▶ WRITTEN TASK:
Transcribe the whole listing below without changing a word, but leave out every image.

-- start of DATASET ENTRIES --

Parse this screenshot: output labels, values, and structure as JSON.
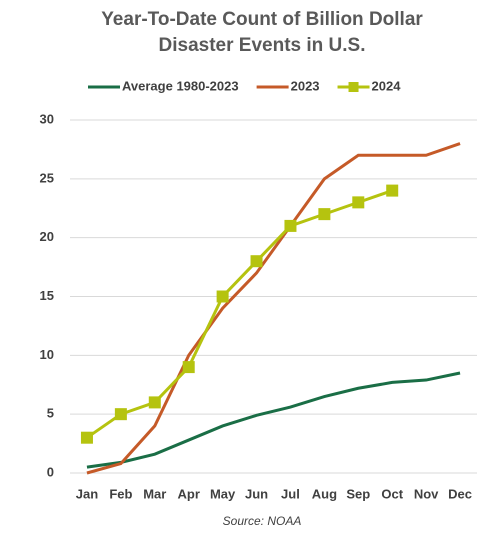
{
  "chart_data": {
    "type": "line",
    "title": [
      "Year-To-Date  Count of Billion Dollar",
      "Disaster Events in U.S."
    ],
    "source": "Source: NOAA",
    "categories": [
      "Jan",
      "Feb",
      "Mar",
      "Apr",
      "May",
      "Jun",
      "Jul",
      "Aug",
      "Sep",
      "Oct",
      "Nov",
      "Dec"
    ],
    "series": [
      {
        "name": "Average 1980-2023",
        "color": "#1a6e46",
        "marker": false,
        "values": [
          0.5,
          0.9,
          1.6,
          2.8,
          4.0,
          4.9,
          5.6,
          6.5,
          7.2,
          7.7,
          7.9,
          8.5
        ]
      },
      {
        "name": "2023",
        "color": "#c55a28",
        "marker": false,
        "values": [
          0,
          0.8,
          4,
          10,
          14,
          17,
          21,
          25,
          27,
          27,
          27,
          28
        ]
      },
      {
        "name": "2024",
        "color": "#b5c30f",
        "marker": true,
        "values": [
          3,
          5,
          6,
          9,
          15,
          18,
          21,
          22,
          23,
          24,
          null,
          null
        ]
      }
    ],
    "ylim": [
      0,
      30
    ],
    "yticks": [
      0,
      5,
      10,
      15,
      20,
      25,
      30
    ],
    "grid": true,
    "legend": "top"
  }
}
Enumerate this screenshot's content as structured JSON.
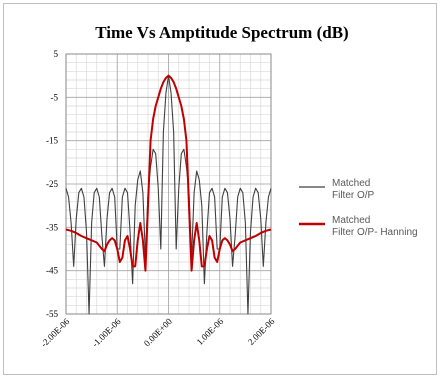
{
  "chart_data": {
    "type": "line",
    "title": "Time Vs Amptitude Spectrum  (dB)",
    "xlabel": "",
    "ylabel": "",
    "xlim": [
      -2e-06,
      2e-06
    ],
    "ylim": [
      -55,
      5
    ],
    "x_tick_values": [
      -2e-06,
      -1e-06,
      0,
      1e-06,
      2e-06
    ],
    "x_tick_labels": [
      "-2.00E-06",
      "-1.00E-06",
      "0.00E+00",
      "1.00E-06",
      "2.00E-06"
    ],
    "y_tick_values": [
      5,
      -5,
      -15,
      -25,
      -35,
      -45,
      -55
    ],
    "y_tick_labels": [
      "5",
      "-5",
      "-15",
      "-25",
      "-35",
      "-45",
      "-55"
    ],
    "grid": true,
    "legend_position": "right",
    "series": [
      {
        "name_lines": [
          "Matched",
          "Filter O/P"
        ],
        "color": "#404040",
        "x": [
          -2e-06,
          -1.95e-06,
          -1.9e-06,
          -1.85e-06,
          -1.8e-06,
          -1.75e-06,
          -1.7e-06,
          -1.65e-06,
          -1.6e-06,
          -1.55e-06,
          -1.5e-06,
          -1.45e-06,
          -1.4e-06,
          -1.35e-06,
          -1.3e-06,
          -1.25e-06,
          -1.2e-06,
          -1.15e-06,
          -1.1e-06,
          -1.05e-06,
          -1e-06,
          -9.5e-07,
          -9e-07,
          -8.5e-07,
          -8e-07,
          -7.5e-07,
          -7e-07,
          -6.5e-07,
          -6e-07,
          -5.5e-07,
          -5e-07,
          -4.5e-07,
          -4e-07,
          -3.5e-07,
          -3e-07,
          -2.5e-07,
          -2e-07,
          -1.5e-07,
          -1e-07,
          -5e-08,
          0,
          5e-08,
          1e-07,
          1.5e-07,
          2e-07,
          2.5e-07,
          3e-07,
          3.5e-07,
          4e-07,
          4.5e-07,
          5e-07,
          5.5e-07,
          6e-07,
          6.5e-07,
          7e-07,
          7.5e-07,
          8e-07,
          8.5e-07,
          9e-07,
          9.5e-07,
          1e-06,
          1.05e-06,
          1.1e-06,
          1.15e-06,
          1.2e-06,
          1.25e-06,
          1.3e-06,
          1.35e-06,
          1.4e-06,
          1.45e-06,
          1.5e-06,
          1.55e-06,
          1.6e-06,
          1.65e-06,
          1.7e-06,
          1.75e-06,
          1.8e-06,
          1.85e-06,
          1.9e-06,
          1.95e-06,
          2e-06
        ],
        "y": [
          -26,
          -28,
          -34,
          -44,
          -33,
          -27,
          -26,
          -28,
          -36,
          -55,
          -34,
          -27,
          -26,
          -28,
          -37,
          -44,
          -33,
          -27,
          -26,
          -28,
          -40,
          -40,
          -28,
          -26,
          -27,
          -36,
          -48,
          -30,
          -24,
          -22,
          -27,
          -42,
          -27,
          -21,
          -17,
          -18,
          -26,
          -40,
          -13,
          -4,
          0,
          -4,
          -13,
          -40,
          -26,
          -18,
          -17,
          -21,
          -27,
          -42,
          -27,
          -22,
          -24,
          -30,
          -48,
          -36,
          -27,
          -26,
          -28,
          -40,
          -40,
          -28,
          -26,
          -27,
          -33,
          -44,
          -37,
          -28,
          -26,
          -27,
          -34,
          -55,
          -36,
          -28,
          -26,
          -27,
          -33,
          -44,
          -34,
          -28,
          -26
        ]
      },
      {
        "name_lines": [
          "Matched",
          "Filter O/P- Hanning"
        ],
        "color": "#c00000",
        "x": [
          -2e-06,
          -1.9e-06,
          -1.8e-06,
          -1.7e-06,
          -1.6e-06,
          -1.5e-06,
          -1.4e-06,
          -1.3e-06,
          -1.25e-06,
          -1.2e-06,
          -1.15e-06,
          -1.1e-06,
          -1.05e-06,
          -1e-06,
          -9.5e-07,
          -9e-07,
          -8.5e-07,
          -8e-07,
          -7.5e-07,
          -7e-07,
          -6.5e-07,
          -6e-07,
          -5.5e-07,
          -5e-07,
          -4.5e-07,
          -4e-07,
          -3.5e-07,
          -3e-07,
          -2.5e-07,
          -2e-07,
          -1.5e-07,
          -1e-07,
          -5e-08,
          0,
          5e-08,
          1e-07,
          1.5e-07,
          2e-07,
          2.5e-07,
          3e-07,
          3.5e-07,
          4e-07,
          4.5e-07,
          5e-07,
          5.5e-07,
          6e-07,
          6.5e-07,
          7e-07,
          7.5e-07,
          8e-07,
          8.5e-07,
          9e-07,
          9.5e-07,
          1e-06,
          1.05e-06,
          1.1e-06,
          1.15e-06,
          1.2e-06,
          1.25e-06,
          1.3e-06,
          1.4e-06,
          1.5e-06,
          1.6e-06,
          1.7e-06,
          1.8e-06,
          1.9e-06,
          2e-06
        ],
        "y": [
          -35.5,
          -35.8,
          -36.3,
          -37,
          -37.5,
          -38,
          -38.5,
          -40,
          -40.5,
          -39,
          -38,
          -37.5,
          -38,
          -40,
          -43,
          -42,
          -38,
          -37,
          -40,
          -44,
          -44,
          -38,
          -34,
          -38,
          -45,
          -30,
          -15,
          -10,
          -7,
          -5,
          -3,
          -1.5,
          -0.5,
          0,
          -0.5,
          -1.5,
          -3,
          -5,
          -7,
          -10,
          -15,
          -30,
          -45,
          -38,
          -34,
          -38,
          -44,
          -44,
          -40,
          -37,
          -38,
          -42,
          -43,
          -40,
          -38,
          -37.5,
          -38,
          -39,
          -40.5,
          -40,
          -38.5,
          -38,
          -37.5,
          -37,
          -36.3,
          -35.8,
          -35.5
        ]
      }
    ]
  }
}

-- end of DATASET ENTRIES --

▶ TASK OUTPUT:
Parse this screenshot: output labels, values, and structure as JSON.
{
  "chart_data": {
    "type": "line",
    "title": [
      "Year-To-Date  Count of Billion Dollar",
      "Disaster Events in U.S."
    ],
    "source": "Source: NOAA",
    "categories": [
      "Jan",
      "Feb",
      "Mar",
      "Apr",
      "May",
      "Jun",
      "Jul",
      "Aug",
      "Sep",
      "Oct",
      "Nov",
      "Dec"
    ],
    "series": [
      {
        "name": "Average 1980-2023",
        "color": "#1a6e46",
        "marker": false,
        "values": [
          0.5,
          0.9,
          1.6,
          2.8,
          4.0,
          4.9,
          5.6,
          6.5,
          7.2,
          7.7,
          7.9,
          8.5
        ]
      },
      {
        "name": "2023",
        "color": "#c55a28",
        "marker": false,
        "values": [
          0,
          0.8,
          4,
          10,
          14,
          17,
          21,
          25,
          27,
          27,
          27,
          28
        ]
      },
      {
        "name": "2024",
        "color": "#b5c30f",
        "marker": true,
        "values": [
          3,
          5,
          6,
          9,
          15,
          18,
          21,
          22,
          23,
          24,
          null,
          null
        ]
      }
    ],
    "ylim": [
      0,
      30
    ],
    "yticks": [
      0,
      5,
      10,
      15,
      20,
      25,
      30
    ],
    "grid": true,
    "legend": "top"
  }
}
Enumerate this screenshot's content as structured JSON.
{
  "chart_data": {
    "type": "line",
    "title": "Time Vs Amptitude Spectrum  (dB)",
    "xlabel": "",
    "ylabel": "",
    "xlim": [
      -2e-06,
      2e-06
    ],
    "ylim": [
      -55,
      5
    ],
    "x_tick_values": [
      -2e-06,
      -1e-06,
      0,
      1e-06,
      2e-06
    ],
    "x_tick_labels": [
      "-2.00E-06",
      "-1.00E-06",
      "0.00E+00",
      "1.00E-06",
      "2.00E-06"
    ],
    "y_tick_values": [
      5,
      -5,
      -15,
      -25,
      -35,
      -45,
      -55
    ],
    "y_tick_labels": [
      "5",
      "-5",
      "-15",
      "-25",
      "-35",
      "-45",
      "-55"
    ],
    "grid": true,
    "legend_position": "right",
    "series": [
      {
        "name_lines": [
          "Matched",
          "Filter O/P"
        ],
        "color": "#404040",
        "x": [
          -2e-06,
          -1.95e-06,
          -1.9e-06,
          -1.85e-06,
          -1.8e-06,
          -1.75e-06,
          -1.7e-06,
          -1.65e-06,
          -1.6e-06,
          -1.55e-06,
          -1.5e-06,
          -1.45e-06,
          -1.4e-06,
          -1.35e-06,
          -1.3e-06,
          -1.25e-06,
          -1.2e-06,
          -1.15e-06,
          -1.1e-06,
          -1.05e-06,
          -1e-06,
          -9.5e-07,
          -9e-07,
          -8.5e-07,
          -8e-07,
          -7.5e-07,
          -7e-07,
          -6.5e-07,
          -6e-07,
          -5.5e-07,
          -5e-07,
          -4.5e-07,
          -4e-07,
          -3.5e-07,
          -3e-07,
          -2.5e-07,
          -2e-07,
          -1.5e-07,
          -1e-07,
          -5e-08,
          0,
          5e-08,
          1e-07,
          1.5e-07,
          2e-07,
          2.5e-07,
          3e-07,
          3.5e-07,
          4e-07,
          4.5e-07,
          5e-07,
          5.5e-07,
          6e-07,
          6.5e-07,
          7e-07,
          7.5e-07,
          8e-07,
          8.5e-07,
          9e-07,
          9.5e-07,
          1e-06,
          1.05e-06,
          1.1e-06,
          1.15e-06,
          1.2e-06,
          1.25e-06,
          1.3e-06,
          1.35e-06,
          1.4e-06,
          1.45e-06,
          1.5e-06,
          1.55e-06,
          1.6e-06,
          1.65e-06,
          1.7e-06,
          1.75e-06,
          1.8e-06,
          1.85e-06,
          1.9e-06,
          1.95e-06,
          2e-06
        ],
        "y": [
          -26,
          -28,
          -34,
          -44,
          -33,
          -27,
          -26,
          -28,
          -36,
          -55,
          -34,
          -27,
          -26,
          -28,
          -37,
          -44,
          -33,
          -27,
          -26,
          -28,
          -40,
          -40,
          -28,
          -26,
          -27,
          -36,
          -48,
          -30,
          -24,
          -22,
          -27,
          -42,
          -27,
          -21,
          -17,
          -18,
          -26,
          -40,
          -13,
          -4,
          0,
          -4,
          -13,
          -40,
          -26,
          -18,
          -17,
          -21,
          -27,
          -42,
          -27,
          -22,
          -24,
          -30,
          -48,
          -36,
          -27,
          -26,
          -28,
          -40,
          -40,
          -28,
          -26,
          -27,
          -33,
          -44,
          -37,
          -28,
          -26,
          -27,
          -34,
          -55,
          -36,
          -28,
          -26,
          -27,
          -33,
          -44,
          -34,
          -28,
          -26
        ]
      },
      {
        "name_lines": [
          "Matched",
          "Filter O/P- Hanning"
        ],
        "color": "#c00000",
        "x": [
          -2e-06,
          -1.9e-06,
          -1.8e-06,
          -1.7e-06,
          -1.6e-06,
          -1.5e-06,
          -1.4e-06,
          -1.3e-06,
          -1.25e-06,
          -1.2e-06,
          -1.15e-06,
          -1.1e-06,
          -1.05e-06,
          -1e-06,
          -9.5e-07,
          -9e-07,
          -8.5e-07,
          -8e-07,
          -7.5e-07,
          -7e-07,
          -6.5e-07,
          -6e-07,
          -5.5e-07,
          -5e-07,
          -4.5e-07,
          -4e-07,
          -3.5e-07,
          -3e-07,
          -2.5e-07,
          -2e-07,
          -1.5e-07,
          -1e-07,
          -5e-08,
          0,
          5e-08,
          1e-07,
          1.5e-07,
          2e-07,
          2.5e-07,
          3e-07,
          3.5e-07,
          4e-07,
          4.5e-07,
          5e-07,
          5.5e-07,
          6e-07,
          6.5e-07,
          7e-07,
          7.5e-07,
          8e-07,
          8.5e-07,
          9e-07,
          9.5e-07,
          1e-06,
          1.05e-06,
          1.1e-06,
          1.15e-06,
          1.2e-06,
          1.25e-06,
          1.3e-06,
          1.4e-06,
          1.5e-06,
          1.6e-06,
          1.7e-06,
          1.8e-06,
          1.9e-06,
          2e-06
        ],
        "y": [
          -35.5,
          -35.8,
          -36.3,
          -37,
          -37.5,
          -38,
          -38.5,
          -40,
          -40.5,
          -39,
          -38,
          -37.5,
          -38,
          -40,
          -43,
          -42,
          -38,
          -37,
          -40,
          -44,
          -44,
          -38,
          -34,
          -38,
          -45,
          -30,
          -15,
          -10,
          -7,
          -5,
          -3,
          -1.5,
          -0.5,
          0,
          -0.5,
          -1.5,
          -3,
          -5,
          -7,
          -10,
          -15,
          -30,
          -45,
          -38,
          -34,
          -38,
          -44,
          -44,
          -40,
          -37,
          -38,
          -42,
          -43,
          -40,
          -38,
          -37.5,
          -38,
          -39,
          -40.5,
          -40,
          -38.5,
          -38,
          -37.5,
          -37,
          -36.3,
          -35.8,
          -35.5
        ]
      }
    ]
  }
}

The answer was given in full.